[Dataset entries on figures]
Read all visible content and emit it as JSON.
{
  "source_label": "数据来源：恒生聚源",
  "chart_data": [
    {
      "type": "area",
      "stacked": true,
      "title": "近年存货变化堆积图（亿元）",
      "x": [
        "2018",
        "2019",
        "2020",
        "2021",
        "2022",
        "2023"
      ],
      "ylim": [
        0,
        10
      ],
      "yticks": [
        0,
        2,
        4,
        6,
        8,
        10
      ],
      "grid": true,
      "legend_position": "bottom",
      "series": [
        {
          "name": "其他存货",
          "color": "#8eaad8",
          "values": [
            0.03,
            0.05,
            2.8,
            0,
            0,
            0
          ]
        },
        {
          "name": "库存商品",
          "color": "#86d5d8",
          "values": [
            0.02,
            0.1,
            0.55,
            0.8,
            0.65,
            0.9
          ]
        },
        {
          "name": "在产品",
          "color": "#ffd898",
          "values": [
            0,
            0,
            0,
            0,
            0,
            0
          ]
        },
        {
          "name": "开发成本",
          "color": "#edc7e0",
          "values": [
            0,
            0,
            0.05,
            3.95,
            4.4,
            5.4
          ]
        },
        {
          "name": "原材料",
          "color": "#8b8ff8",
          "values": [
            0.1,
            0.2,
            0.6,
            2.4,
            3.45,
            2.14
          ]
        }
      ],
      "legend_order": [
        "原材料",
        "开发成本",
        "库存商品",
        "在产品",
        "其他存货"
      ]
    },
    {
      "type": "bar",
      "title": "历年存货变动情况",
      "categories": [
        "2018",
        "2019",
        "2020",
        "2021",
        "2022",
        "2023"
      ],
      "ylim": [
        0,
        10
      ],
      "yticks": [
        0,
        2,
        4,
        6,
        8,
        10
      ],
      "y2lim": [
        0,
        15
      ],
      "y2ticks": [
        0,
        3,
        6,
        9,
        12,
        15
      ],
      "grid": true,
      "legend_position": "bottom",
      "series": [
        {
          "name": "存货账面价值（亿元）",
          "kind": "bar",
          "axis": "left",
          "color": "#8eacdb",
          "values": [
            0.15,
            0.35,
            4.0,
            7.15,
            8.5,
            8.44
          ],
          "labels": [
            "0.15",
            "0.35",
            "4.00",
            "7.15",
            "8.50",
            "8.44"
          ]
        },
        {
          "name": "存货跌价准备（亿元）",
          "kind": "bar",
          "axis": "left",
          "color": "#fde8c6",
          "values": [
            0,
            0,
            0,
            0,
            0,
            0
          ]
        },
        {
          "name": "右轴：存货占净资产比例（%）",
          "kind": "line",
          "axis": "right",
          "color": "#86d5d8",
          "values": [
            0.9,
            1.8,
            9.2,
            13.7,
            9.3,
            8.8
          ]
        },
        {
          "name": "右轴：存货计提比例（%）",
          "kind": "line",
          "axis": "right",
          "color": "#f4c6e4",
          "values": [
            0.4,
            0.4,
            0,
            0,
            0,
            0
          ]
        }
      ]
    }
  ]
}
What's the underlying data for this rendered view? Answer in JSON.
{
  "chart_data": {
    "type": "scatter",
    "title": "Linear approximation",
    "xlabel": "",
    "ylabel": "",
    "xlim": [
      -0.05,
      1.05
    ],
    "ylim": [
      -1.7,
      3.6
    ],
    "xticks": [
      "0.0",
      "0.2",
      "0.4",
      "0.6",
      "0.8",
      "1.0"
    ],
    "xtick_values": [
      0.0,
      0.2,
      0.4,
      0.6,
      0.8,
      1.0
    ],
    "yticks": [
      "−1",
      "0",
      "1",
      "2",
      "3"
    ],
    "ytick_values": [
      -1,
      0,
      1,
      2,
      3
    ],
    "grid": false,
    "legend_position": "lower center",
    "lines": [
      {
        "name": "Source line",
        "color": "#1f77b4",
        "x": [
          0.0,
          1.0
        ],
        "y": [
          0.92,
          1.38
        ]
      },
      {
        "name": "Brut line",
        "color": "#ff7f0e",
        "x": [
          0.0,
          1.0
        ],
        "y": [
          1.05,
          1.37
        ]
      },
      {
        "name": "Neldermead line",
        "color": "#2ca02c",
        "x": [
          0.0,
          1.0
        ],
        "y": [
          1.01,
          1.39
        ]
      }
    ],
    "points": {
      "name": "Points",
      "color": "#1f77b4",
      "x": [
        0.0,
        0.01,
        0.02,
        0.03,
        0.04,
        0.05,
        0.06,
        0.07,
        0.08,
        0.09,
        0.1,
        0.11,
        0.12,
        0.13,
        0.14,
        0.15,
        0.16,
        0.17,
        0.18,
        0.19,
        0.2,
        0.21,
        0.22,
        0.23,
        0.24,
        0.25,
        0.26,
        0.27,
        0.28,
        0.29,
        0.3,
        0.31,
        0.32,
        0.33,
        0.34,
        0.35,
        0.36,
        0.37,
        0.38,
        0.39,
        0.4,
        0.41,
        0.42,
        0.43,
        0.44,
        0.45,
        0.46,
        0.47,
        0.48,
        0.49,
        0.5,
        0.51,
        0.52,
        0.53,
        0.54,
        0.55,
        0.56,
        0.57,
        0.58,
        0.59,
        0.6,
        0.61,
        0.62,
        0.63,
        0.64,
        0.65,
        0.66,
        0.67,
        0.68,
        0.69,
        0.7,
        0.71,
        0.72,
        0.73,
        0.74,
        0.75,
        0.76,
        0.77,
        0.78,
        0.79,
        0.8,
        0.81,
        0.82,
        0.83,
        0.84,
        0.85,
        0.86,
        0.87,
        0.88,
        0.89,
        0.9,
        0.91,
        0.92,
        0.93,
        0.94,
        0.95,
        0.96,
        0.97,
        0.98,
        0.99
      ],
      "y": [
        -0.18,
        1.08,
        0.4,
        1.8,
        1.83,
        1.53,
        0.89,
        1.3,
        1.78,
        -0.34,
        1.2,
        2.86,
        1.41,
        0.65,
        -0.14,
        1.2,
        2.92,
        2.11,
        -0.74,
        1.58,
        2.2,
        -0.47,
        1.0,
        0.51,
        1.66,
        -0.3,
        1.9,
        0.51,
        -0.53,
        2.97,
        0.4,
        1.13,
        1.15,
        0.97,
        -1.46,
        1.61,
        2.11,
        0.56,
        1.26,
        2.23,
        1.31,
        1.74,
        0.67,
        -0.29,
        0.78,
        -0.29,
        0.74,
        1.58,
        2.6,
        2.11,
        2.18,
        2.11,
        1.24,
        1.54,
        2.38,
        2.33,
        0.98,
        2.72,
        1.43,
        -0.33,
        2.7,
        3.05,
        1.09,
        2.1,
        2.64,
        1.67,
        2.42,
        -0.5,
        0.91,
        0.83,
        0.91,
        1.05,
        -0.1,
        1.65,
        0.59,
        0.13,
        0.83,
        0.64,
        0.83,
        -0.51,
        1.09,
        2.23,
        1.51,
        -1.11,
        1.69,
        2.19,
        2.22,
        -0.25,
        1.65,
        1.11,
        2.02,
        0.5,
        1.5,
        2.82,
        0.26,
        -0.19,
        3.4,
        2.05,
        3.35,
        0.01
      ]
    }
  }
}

AIM OF THE EXERCISE
All of the entries above should be written out again exactly.

FINAL ANSWER
Read all visible content and emit it as JSON.
{
  "source_label": "数据来源：恒生聚源",
  "chart_data": [
    {
      "type": "area",
      "stacked": true,
      "title": "近年存货变化堆积图（亿元）",
      "x": [
        "2018",
        "2019",
        "2020",
        "2021",
        "2022",
        "2023"
      ],
      "ylim": [
        0,
        10
      ],
      "yticks": [
        0,
        2,
        4,
        6,
        8,
        10
      ],
      "grid": true,
      "legend_position": "bottom",
      "series": [
        {
          "name": "其他存货",
          "color": "#8eaad8",
          "values": [
            0.03,
            0.05,
            2.8,
            0,
            0,
            0
          ]
        },
        {
          "name": "库存商品",
          "color": "#86d5d8",
          "values": [
            0.02,
            0.1,
            0.55,
            0.8,
            0.65,
            0.9
          ]
        },
        {
          "name": "在产品",
          "color": "#ffd898",
          "values": [
            0,
            0,
            0,
            0,
            0,
            0
          ]
        },
        {
          "name": "开发成本",
          "color": "#edc7e0",
          "values": [
            0,
            0,
            0.05,
            3.95,
            4.4,
            5.4
          ]
        },
        {
          "name": "原材料",
          "color": "#8b8ff8",
          "values": [
            0.1,
            0.2,
            0.6,
            2.4,
            3.45,
            2.14
          ]
        }
      ],
      "legend_order": [
        "原材料",
        "开发成本",
        "库存商品",
        "在产品",
        "其他存货"
      ]
    },
    {
      "type": "bar",
      "title": "历年存货变动情况",
      "categories": [
        "2018",
        "2019",
        "2020",
        "2021",
        "2022",
        "2023"
      ],
      "ylim": [
        0,
        10
      ],
      "yticks": [
        0,
        2,
        4,
        6,
        8,
        10
      ],
      "y2lim": [
        0,
        15
      ],
      "y2ticks": [
        0,
        3,
        6,
        9,
        12,
        15
      ],
      "grid": true,
      "legend_position": "bottom",
      "series": [
        {
          "name": "存货账面价值（亿元）",
          "kind": "bar",
          "axis": "left",
          "color": "#8eacdb",
          "values": [
            0.15,
            0.35,
            4.0,
            7.15,
            8.5,
            8.44
          ],
          "labels": [
            "0.15",
            "0.35",
            "4.00",
            "7.15",
            "8.50",
            "8.44"
          ]
        },
        {
          "name": "存货跌价准备（亿元）",
          "kind": "bar",
          "axis": "left",
          "color": "#fde8c6",
          "values": [
            0,
            0,
            0,
            0,
            0,
            0
          ]
        },
        {
          "name": "右轴：存货占净资产比例（%）",
          "kind": "line",
          "axis": "right",
          "color": "#86d5d8",
          "values": [
            0.9,
            1.8,
            9.2,
            13.7,
            9.3,
            8.8
          ]
        },
        {
          "name": "右轴：存货计提比例（%）",
          "kind": "line",
          "axis": "right",
          "color": "#f4c6e4",
          "values": [
            0.4,
            0.4,
            0,
            0,
            0,
            0
          ]
        }
      ]
    }
  ]
}
What's the underlying data for this rendered view? Answer in JSON.
{
  "chart_data": {
    "type": "scatter",
    "title": "Linear approximation",
    "xlabel": "",
    "ylabel": "",
    "xlim": [
      -0.05,
      1.05
    ],
    "ylim": [
      -1.7,
      3.6
    ],
    "xticks": [
      "0.0",
      "0.2",
      "0.4",
      "0.6",
      "0.8",
      "1.0"
    ],
    "xtick_values": [
      0.0,
      0.2,
      0.4,
      0.6,
      0.8,
      1.0
    ],
    "yticks": [
      "−1",
      "0",
      "1",
      "2",
      "3"
    ],
    "ytick_values": [
      -1,
      0,
      1,
      2,
      3
    ],
    "grid": false,
    "legend_position": "lower center",
    "lines": [
      {
        "name": "Source line",
        "color": "#1f77b4",
        "x": [
          0.0,
          1.0
        ],
        "y": [
          0.92,
          1.38
        ]
      },
      {
        "name": "Brut line",
        "color": "#ff7f0e",
        "x": [
          0.0,
          1.0
        ],
        "y": [
          1.05,
          1.37
        ]
      },
      {
        "name": "Neldermead line",
        "color": "#2ca02c",
        "x": [
          0.0,
          1.0
        ],
        "y": [
          1.01,
          1.39
        ]
      }
    ],
    "points": {
      "name": "Points",
      "color": "#1f77b4",
      "x": [
        0.0,
        0.01,
        0.02,
        0.03,
        0.04,
        0.05,
        0.06,
        0.07,
        0.08,
        0.09,
        0.1,
        0.11,
        0.12,
        0.13,
        0.14,
        0.15,
        0.16,
        0.17,
        0.18,
        0.19,
        0.2,
        0.21,
        0.22,
        0.23,
        0.24,
        0.25,
        0.26,
        0.27,
        0.28,
        0.29,
        0.3,
        0.31,
        0.32,
        0.33,
        0.34,
        0.35,
        0.36,
        0.37,
        0.38,
        0.39,
        0.4,
        0.41,
        0.42,
        0.43,
        0.44,
        0.45,
        0.46,
        0.47,
        0.48,
        0.49,
        0.5,
        0.51,
        0.52,
        0.53,
        0.54,
        0.55,
        0.56,
        0.57,
        0.58,
        0.59,
        0.6,
        0.61,
        0.62,
        0.63,
        0.64,
        0.65,
        0.66,
        0.67,
        0.68,
        0.69,
        0.7,
        0.71,
        0.72,
        0.73,
        0.74,
        0.75,
        0.76,
        0.77,
        0.78,
        0.79,
        0.8,
        0.81,
        0.82,
        0.83,
        0.84,
        0.85,
        0.86,
        0.87,
        0.88,
        0.89,
        0.9,
        0.91,
        0.92,
        0.93,
        0.94,
        0.95,
        0.96,
        0.97,
        0.98,
        0.99
      ],
      "y": [
        -0.18,
        1.08,
        0.4,
        1.8,
        1.83,
        1.53,
        0.89,
        1.3,
        1.78,
        -0.34,
        1.2,
        2.86,
        1.41,
        0.65,
        -0.14,
        1.2,
        2.92,
        2.11,
        -0.74,
        1.58,
        2.2,
        -0.47,
        1.0,
        0.51,
        1.66,
        -0.3,
        1.9,
        0.51,
        -0.53,
        2.97,
        0.4,
        1.13,
        1.15,
        0.97,
        -1.46,
        1.61,
        2.11,
        0.56,
        1.26,
        2.23,
        1.31,
        1.74,
        0.67,
        -0.29,
        0.78,
        -0.29,
        0.74,
        1.58,
        2.6,
        2.11,
        2.18,
        2.11,
        1.24,
        1.54,
        2.38,
        2.33,
        0.98,
        2.72,
        1.43,
        -0.33,
        2.7,
        3.05,
        1.09,
        2.1,
        2.64,
        1.67,
        2.42,
        -0.5,
        0.91,
        0.83,
        0.91,
        1.05,
        -0.1,
        1.65,
        0.59,
        0.13,
        0.83,
        0.64,
        0.83,
        -0.51,
        1.09,
        2.23,
        1.51,
        -1.11,
        1.69,
        2.19,
        2.22,
        -0.25,
        1.65,
        1.11,
        2.02,
        0.5,
        1.5,
        2.82,
        0.26,
        -0.19,
        3.4,
        2.05,
        3.35,
        0.01
      ]
    }
  }
}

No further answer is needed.